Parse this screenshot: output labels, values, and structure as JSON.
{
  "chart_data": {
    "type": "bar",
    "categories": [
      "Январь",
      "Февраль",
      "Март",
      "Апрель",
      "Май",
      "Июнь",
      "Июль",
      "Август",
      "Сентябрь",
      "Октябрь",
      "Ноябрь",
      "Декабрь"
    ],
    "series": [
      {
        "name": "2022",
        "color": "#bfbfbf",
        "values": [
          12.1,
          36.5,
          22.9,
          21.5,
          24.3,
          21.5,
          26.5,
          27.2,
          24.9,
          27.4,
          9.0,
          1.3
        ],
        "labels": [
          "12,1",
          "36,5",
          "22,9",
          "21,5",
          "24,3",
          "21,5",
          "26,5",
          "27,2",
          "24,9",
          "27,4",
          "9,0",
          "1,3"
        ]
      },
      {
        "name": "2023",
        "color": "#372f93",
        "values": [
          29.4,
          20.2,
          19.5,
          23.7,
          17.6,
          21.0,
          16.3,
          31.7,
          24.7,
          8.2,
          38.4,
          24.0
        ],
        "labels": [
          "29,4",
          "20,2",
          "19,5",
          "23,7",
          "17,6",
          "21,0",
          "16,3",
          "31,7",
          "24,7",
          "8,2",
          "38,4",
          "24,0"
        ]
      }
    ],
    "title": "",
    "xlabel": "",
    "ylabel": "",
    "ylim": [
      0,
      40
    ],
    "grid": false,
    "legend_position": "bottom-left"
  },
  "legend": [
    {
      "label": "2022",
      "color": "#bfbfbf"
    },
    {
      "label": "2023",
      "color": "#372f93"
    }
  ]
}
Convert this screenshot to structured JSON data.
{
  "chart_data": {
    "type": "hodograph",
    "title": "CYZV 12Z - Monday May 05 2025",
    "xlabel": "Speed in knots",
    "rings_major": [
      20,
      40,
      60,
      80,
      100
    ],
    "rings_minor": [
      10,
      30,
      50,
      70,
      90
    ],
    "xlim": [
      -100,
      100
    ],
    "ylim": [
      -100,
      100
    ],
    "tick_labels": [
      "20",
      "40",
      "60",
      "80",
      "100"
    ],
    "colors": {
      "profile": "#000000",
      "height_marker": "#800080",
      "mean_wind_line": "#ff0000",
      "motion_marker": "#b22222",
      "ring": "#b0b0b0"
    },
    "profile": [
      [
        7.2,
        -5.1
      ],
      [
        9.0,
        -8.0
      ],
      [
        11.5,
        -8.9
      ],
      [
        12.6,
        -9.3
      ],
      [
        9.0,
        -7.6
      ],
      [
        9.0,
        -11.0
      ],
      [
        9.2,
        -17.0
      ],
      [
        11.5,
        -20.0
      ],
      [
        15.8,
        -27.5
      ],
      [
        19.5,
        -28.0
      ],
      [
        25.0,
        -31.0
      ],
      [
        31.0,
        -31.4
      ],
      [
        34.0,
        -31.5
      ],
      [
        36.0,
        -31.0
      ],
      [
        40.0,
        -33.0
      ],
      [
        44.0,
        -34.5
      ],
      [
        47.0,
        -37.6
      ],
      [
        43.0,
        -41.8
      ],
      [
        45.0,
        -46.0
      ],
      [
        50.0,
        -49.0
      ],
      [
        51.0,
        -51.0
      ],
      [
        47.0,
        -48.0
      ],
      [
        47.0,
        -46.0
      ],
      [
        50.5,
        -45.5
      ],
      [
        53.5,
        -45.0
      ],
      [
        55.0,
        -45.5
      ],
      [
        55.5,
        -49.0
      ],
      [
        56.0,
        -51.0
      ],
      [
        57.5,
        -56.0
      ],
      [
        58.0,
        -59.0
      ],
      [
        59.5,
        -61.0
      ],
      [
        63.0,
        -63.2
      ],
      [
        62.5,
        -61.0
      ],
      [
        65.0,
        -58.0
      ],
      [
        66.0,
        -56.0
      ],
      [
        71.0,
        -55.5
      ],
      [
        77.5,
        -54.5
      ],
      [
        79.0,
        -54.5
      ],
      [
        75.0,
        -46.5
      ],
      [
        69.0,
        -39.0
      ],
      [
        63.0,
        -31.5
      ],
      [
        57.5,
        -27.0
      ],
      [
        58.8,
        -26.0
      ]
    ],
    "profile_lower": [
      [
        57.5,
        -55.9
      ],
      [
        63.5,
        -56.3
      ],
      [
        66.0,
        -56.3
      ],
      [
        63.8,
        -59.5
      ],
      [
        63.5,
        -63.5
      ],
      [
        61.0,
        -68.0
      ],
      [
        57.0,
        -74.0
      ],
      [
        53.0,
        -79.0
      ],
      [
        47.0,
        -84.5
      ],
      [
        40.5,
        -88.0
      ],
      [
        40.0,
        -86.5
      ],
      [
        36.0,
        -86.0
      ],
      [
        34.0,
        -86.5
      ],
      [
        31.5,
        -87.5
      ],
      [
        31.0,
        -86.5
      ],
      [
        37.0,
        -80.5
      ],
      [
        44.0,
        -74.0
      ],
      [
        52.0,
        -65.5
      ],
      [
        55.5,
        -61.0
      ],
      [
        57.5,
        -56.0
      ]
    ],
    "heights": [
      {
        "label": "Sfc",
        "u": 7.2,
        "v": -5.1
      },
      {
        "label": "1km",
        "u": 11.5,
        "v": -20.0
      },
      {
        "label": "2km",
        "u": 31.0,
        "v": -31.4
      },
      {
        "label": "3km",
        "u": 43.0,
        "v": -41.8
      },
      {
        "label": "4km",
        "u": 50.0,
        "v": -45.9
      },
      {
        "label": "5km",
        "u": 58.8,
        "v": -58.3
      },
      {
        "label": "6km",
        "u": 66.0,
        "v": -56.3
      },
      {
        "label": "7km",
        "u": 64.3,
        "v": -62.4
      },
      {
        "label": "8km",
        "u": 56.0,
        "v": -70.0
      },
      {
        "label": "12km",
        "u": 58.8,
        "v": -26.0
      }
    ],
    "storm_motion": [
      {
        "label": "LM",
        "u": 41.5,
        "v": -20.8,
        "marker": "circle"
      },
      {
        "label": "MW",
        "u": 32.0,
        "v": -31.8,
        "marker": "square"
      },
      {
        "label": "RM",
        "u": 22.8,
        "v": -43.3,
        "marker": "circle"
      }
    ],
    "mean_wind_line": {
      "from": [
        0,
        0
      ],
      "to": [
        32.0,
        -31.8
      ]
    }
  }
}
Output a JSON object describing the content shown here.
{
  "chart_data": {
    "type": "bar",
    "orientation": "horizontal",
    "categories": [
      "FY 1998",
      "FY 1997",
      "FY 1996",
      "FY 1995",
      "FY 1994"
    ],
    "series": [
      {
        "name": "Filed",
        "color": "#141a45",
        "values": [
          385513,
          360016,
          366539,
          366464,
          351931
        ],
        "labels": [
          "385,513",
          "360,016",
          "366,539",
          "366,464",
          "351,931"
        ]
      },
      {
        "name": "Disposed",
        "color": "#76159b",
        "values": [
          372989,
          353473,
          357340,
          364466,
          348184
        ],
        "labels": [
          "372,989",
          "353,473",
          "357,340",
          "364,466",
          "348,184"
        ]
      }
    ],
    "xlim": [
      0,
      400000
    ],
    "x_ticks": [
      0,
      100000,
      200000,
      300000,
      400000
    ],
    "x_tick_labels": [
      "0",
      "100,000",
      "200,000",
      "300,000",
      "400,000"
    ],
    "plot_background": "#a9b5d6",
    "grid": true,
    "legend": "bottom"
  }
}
......
Task requirements> Each line of the material should be duplicated exactly, please.

Problem solution>
Parse this screenshot: output labels, values, and structure as JSON.
{
  "chart_data": {
    "type": "bar",
    "categories": [
      "Январь",
      "Февраль",
      "Март",
      "Апрель",
      "Май",
      "Июнь",
      "Июль",
      "Август",
      "Сентябрь",
      "Октябрь",
      "Ноябрь",
      "Декабрь"
    ],
    "series": [
      {
        "name": "2022",
        "color": "#bfbfbf",
        "values": [
          12.1,
          36.5,
          22.9,
          21.5,
          24.3,
          21.5,
          26.5,
          27.2,
          24.9,
          27.4,
          9.0,
          1.3
        ],
        "labels": [
          "12,1",
          "36,5",
          "22,9",
          "21,5",
          "24,3",
          "21,5",
          "26,5",
          "27,2",
          "24,9",
          "27,4",
          "9,0",
          "1,3"
        ]
      },
      {
        "name": "2023",
        "color": "#372f93",
        "values": [
          29.4,
          20.2,
          19.5,
          23.7,
          17.6,
          21.0,
          16.3,
          31.7,
          24.7,
          8.2,
          38.4,
          24.0
        ],
        "labels": [
          "29,4",
          "20,2",
          "19,5",
          "23,7",
          "17,6",
          "21,0",
          "16,3",
          "31,7",
          "24,7",
          "8,2",
          "38,4",
          "24,0"
        ]
      }
    ],
    "title": "",
    "xlabel": "",
    "ylabel": "",
    "ylim": [
      0,
      40
    ],
    "grid": false,
    "legend_position": "bottom-left"
  },
  "legend": [
    {
      "label": "2022",
      "color": "#bfbfbf"
    },
    {
      "label": "2023",
      "color": "#372f93"
    }
  ]
}
Convert this screenshot to structured JSON data.
{
  "chart_data": {
    "type": "hodograph",
    "title": "CYZV 12Z - Monday May 05 2025",
    "xlabel": "Speed in knots",
    "rings_major": [
      20,
      40,
      60,
      80,
      100
    ],
    "rings_minor": [
      10,
      30,
      50,
      70,
      90
    ],
    "xlim": [
      -100,
      100
    ],
    "ylim": [
      -100,
      100
    ],
    "tick_labels": [
      "20",
      "40",
      "60",
      "80",
      "100"
    ],
    "colors": {
      "profile": "#000000",
      "height_marker": "#800080",
      "mean_wind_line": "#ff0000",
      "motion_marker": "#b22222",
      "ring": "#b0b0b0"
    },
    "profile": [
      [
        7.2,
        -5.1
      ],
      [
        9.0,
        -8.0
      ],
      [
        11.5,
        -8.9
      ],
      [
        12.6,
        -9.3
      ],
      [
        9.0,
        -7.6
      ],
      [
        9.0,
        -11.0
      ],
      [
        9.2,
        -17.0
      ],
      [
        11.5,
        -20.0
      ],
      [
        15.8,
        -27.5
      ],
      [
        19.5,
        -28.0
      ],
      [
        25.0,
        -31.0
      ],
      [
        31.0,
        -31.4
      ],
      [
        34.0,
        -31.5
      ],
      [
        36.0,
        -31.0
      ],
      [
        40.0,
        -33.0
      ],
      [
        44.0,
        -34.5
      ],
      [
        47.0,
        -37.6
      ],
      [
        43.0,
        -41.8
      ],
      [
        45.0,
        -46.0
      ],
      [
        50.0,
        -49.0
      ],
      [
        51.0,
        -51.0
      ],
      [
        47.0,
        -48.0
      ],
      [
        47.0,
        -46.0
      ],
      [
        50.5,
        -45.5
      ],
      [
        53.5,
        -45.0
      ],
      [
        55.0,
        -45.5
      ],
      [
        55.5,
        -49.0
      ],
      [
        56.0,
        -51.0
      ],
      [
        57.5,
        -56.0
      ],
      [
        58.0,
        -59.0
      ],
      [
        59.5,
        -61.0
      ],
      [
        63.0,
        -63.2
      ],
      [
        62.5,
        -61.0
      ],
      [
        65.0,
        -58.0
      ],
      [
        66.0,
        -56.0
      ],
      [
        71.0,
        -55.5
      ],
      [
        77.5,
        -54.5
      ],
      [
        79.0,
        -54.5
      ],
      [
        75.0,
        -46.5
      ],
      [
        69.0,
        -39.0
      ],
      [
        63.0,
        -31.5
      ],
      [
        57.5,
        -27.0
      ],
      [
        58.8,
        -26.0
      ]
    ],
    "profile_lower": [
      [
        57.5,
        -55.9
      ],
      [
        63.5,
        -56.3
      ],
      [
        66.0,
        -56.3
      ],
      [
        63.8,
        -59.5
      ],
      [
        63.5,
        -63.5
      ],
      [
        61.0,
        -68.0
      ],
      [
        57.0,
        -74.0
      ],
      [
        53.0,
        -79.0
      ],
      [
        47.0,
        -84.5
      ],
      [
        40.5,
        -88.0
      ],
      [
        40.0,
        -86.5
      ],
      [
        36.0,
        -86.0
      ],
      [
        34.0,
        -86.5
      ],
      [
        31.5,
        -87.5
      ],
      [
        31.0,
        -86.5
      ],
      [
        37.0,
        -80.5
      ],
      [
        44.0,
        -74.0
      ],
      [
        52.0,
        -65.5
      ],
      [
        55.5,
        -61.0
      ],
      [
        57.5,
        -56.0
      ]
    ],
    "heights": [
      {
        "label": "Sfc",
        "u": 7.2,
        "v": -5.1
      },
      {
        "label": "1km",
        "u": 11.5,
        "v": -20.0
      },
      {
        "label": "2km",
        "u": 31.0,
        "v": -31.4
      },
      {
        "label": "3km",
        "u": 43.0,
        "v": -41.8
      },
      {
        "label": "4km",
        "u": 50.0,
        "v": -45.9
      },
      {
        "label": "5km",
        "u": 58.8,
        "v": -58.3
      },
      {
        "label": "6km",
        "u": 66.0,
        "v": -56.3
      },
      {
        "label": "7km",
        "u": 64.3,
        "v": -62.4
      },
      {
        "label": "8km",
        "u": 56.0,
        "v": -70.0
      },
      {
        "label": "12km",
        "u": 58.8,
        "v": -26.0
      }
    ],
    "storm_motion": [
      {
        "label": "LM",
        "u": 41.5,
        "v": -20.8,
        "marker": "circle"
      },
      {
        "label": "MW",
        "u": 32.0,
        "v": -31.8,
        "marker": "square"
      },
      {
        "label": "RM",
        "u": 22.8,
        "v": -43.3,
        "marker": "circle"
      }
    ],
    "mean_wind_line": {
      "from": [
        0,
        0
      ],
      "to": [
        32.0,
        -31.8
      ]
    }
  }
}
Output a JSON object describing the content shown here.
{
  "chart_data": {
    "type": "bar",
    "orientation": "horizontal",
    "categories": [
      "FY 1998",
      "FY 1997",
      "FY 1996",
      "FY 1995",
      "FY 1994"
    ],
    "series": [
      {
        "name": "Filed",
        "color": "#141a45",
        "values": [
          385513,
          360016,
          366539,
          366464,
          351931
        ],
        "labels": [
          "385,513",
          "360,016",
          "366,539",
          "366,464",
          "351,931"
        ]
      },
      {
        "name": "Disposed",
        "color": "#76159b",
        "values": [
          372989,
          353473,
          357340,
          364466,
          348184
        ],
        "labels": [
          "372,989",
          "353,473",
          "357,340",
          "364,466",
          "348,184"
        ]
      }
    ],
    "xlim": [
      0,
      400000
    ],
    "x_ticks": [
      0,
      100000,
      200000,
      300000,
      400000
    ],
    "x_tick_labels": [
      "0",
      "100,000",
      "200,000",
      "300,000",
      "400,000"
    ],
    "plot_background": "#a9b5d6",
    "grid": true,
    "legend": "bottom"
  }
}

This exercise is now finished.